_OBJECTIVE_
Look through the listing for the word "JSON". Copy each line that has it.

_SUPPLIED RECORDS_
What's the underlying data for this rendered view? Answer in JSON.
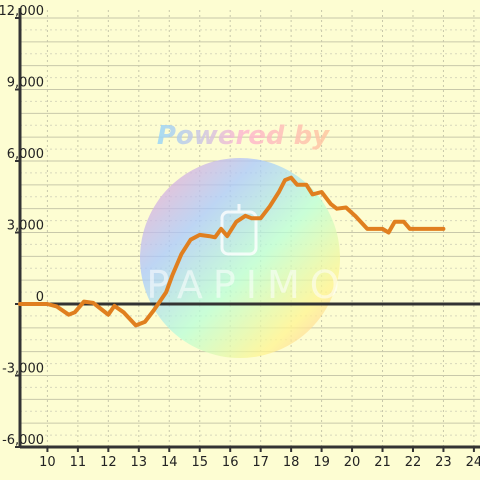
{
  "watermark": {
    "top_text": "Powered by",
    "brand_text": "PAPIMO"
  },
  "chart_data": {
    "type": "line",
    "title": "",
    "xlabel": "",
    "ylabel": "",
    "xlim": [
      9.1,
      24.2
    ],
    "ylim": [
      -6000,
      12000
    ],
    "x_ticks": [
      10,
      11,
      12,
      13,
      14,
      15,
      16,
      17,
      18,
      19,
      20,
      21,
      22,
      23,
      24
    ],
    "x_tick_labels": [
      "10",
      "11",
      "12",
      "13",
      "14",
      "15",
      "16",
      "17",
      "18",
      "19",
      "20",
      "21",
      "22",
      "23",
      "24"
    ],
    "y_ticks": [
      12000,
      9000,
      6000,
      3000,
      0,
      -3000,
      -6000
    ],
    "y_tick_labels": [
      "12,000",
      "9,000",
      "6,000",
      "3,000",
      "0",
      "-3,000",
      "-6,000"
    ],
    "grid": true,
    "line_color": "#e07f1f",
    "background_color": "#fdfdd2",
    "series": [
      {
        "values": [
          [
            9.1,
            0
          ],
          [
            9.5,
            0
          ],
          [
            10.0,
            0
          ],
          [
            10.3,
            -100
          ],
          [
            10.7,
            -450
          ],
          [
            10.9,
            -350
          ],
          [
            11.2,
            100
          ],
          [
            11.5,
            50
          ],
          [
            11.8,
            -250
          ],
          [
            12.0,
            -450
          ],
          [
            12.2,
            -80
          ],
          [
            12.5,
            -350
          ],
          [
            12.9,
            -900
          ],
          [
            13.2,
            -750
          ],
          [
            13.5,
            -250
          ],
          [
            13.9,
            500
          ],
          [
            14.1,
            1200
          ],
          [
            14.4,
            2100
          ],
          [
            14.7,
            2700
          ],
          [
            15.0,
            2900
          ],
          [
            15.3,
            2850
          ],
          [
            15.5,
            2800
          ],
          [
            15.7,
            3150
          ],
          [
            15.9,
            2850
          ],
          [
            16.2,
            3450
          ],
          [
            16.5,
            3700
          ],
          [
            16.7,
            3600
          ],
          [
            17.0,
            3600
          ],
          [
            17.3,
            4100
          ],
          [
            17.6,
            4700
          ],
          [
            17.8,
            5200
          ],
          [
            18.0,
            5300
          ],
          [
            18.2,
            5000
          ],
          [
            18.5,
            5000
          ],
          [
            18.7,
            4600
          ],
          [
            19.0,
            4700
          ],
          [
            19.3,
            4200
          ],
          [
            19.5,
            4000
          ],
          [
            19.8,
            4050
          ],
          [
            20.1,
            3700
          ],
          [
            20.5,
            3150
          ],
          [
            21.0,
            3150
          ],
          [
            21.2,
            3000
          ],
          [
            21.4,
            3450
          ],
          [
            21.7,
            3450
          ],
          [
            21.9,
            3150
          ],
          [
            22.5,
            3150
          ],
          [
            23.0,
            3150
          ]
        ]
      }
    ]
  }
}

...

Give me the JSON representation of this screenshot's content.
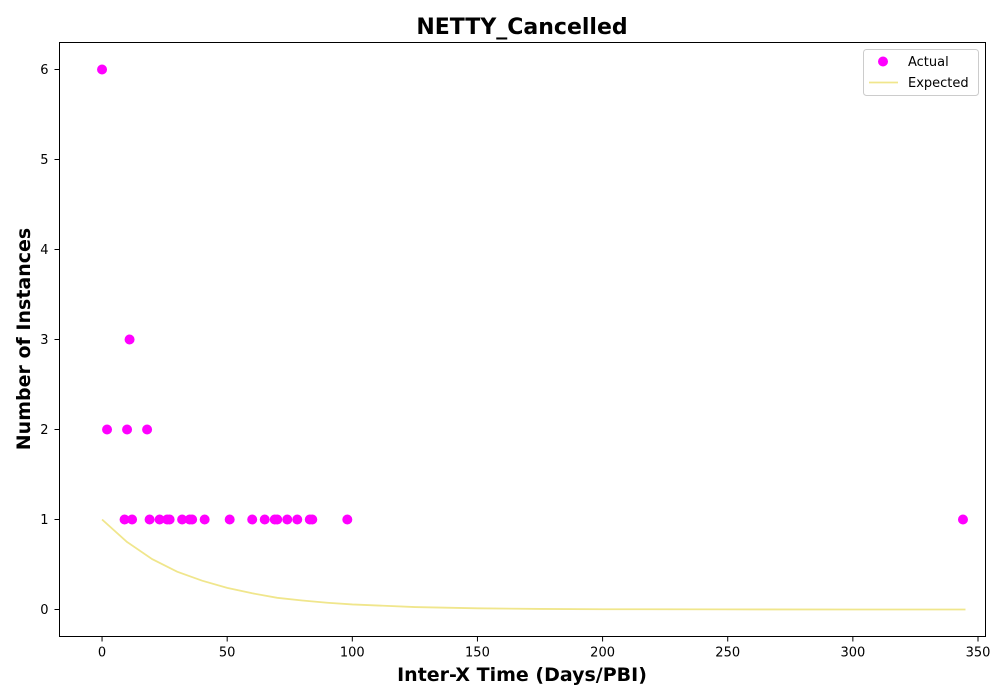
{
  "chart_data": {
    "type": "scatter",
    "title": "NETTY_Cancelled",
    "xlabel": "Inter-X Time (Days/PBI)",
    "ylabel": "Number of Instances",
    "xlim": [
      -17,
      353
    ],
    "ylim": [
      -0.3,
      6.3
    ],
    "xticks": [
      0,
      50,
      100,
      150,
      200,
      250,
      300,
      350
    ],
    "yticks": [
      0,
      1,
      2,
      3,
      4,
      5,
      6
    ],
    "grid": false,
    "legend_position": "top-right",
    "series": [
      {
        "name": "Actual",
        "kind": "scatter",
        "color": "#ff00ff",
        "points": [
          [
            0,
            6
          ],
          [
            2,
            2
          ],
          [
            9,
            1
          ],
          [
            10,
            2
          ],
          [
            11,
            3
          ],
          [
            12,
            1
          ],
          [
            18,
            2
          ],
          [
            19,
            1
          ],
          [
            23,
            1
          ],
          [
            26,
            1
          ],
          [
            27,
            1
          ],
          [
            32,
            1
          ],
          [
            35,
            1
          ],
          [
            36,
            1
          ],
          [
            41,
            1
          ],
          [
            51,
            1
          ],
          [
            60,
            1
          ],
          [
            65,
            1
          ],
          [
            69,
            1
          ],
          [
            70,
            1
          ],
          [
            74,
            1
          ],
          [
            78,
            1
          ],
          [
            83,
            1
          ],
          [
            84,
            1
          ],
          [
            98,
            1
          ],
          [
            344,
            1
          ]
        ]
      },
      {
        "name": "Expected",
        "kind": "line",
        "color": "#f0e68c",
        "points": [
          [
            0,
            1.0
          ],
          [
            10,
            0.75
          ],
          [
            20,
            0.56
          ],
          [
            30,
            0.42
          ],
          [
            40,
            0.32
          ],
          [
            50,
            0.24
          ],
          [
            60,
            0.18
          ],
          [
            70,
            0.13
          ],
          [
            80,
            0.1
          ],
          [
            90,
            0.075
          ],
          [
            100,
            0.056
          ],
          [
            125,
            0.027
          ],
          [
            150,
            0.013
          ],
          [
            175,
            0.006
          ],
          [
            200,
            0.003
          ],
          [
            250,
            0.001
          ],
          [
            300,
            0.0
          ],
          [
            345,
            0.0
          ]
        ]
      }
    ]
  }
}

_EXPECTED OUTPUT_
What's the underlying data for this rendered view? Answer in JSON.
Give me the JSON representation of this screenshot's content.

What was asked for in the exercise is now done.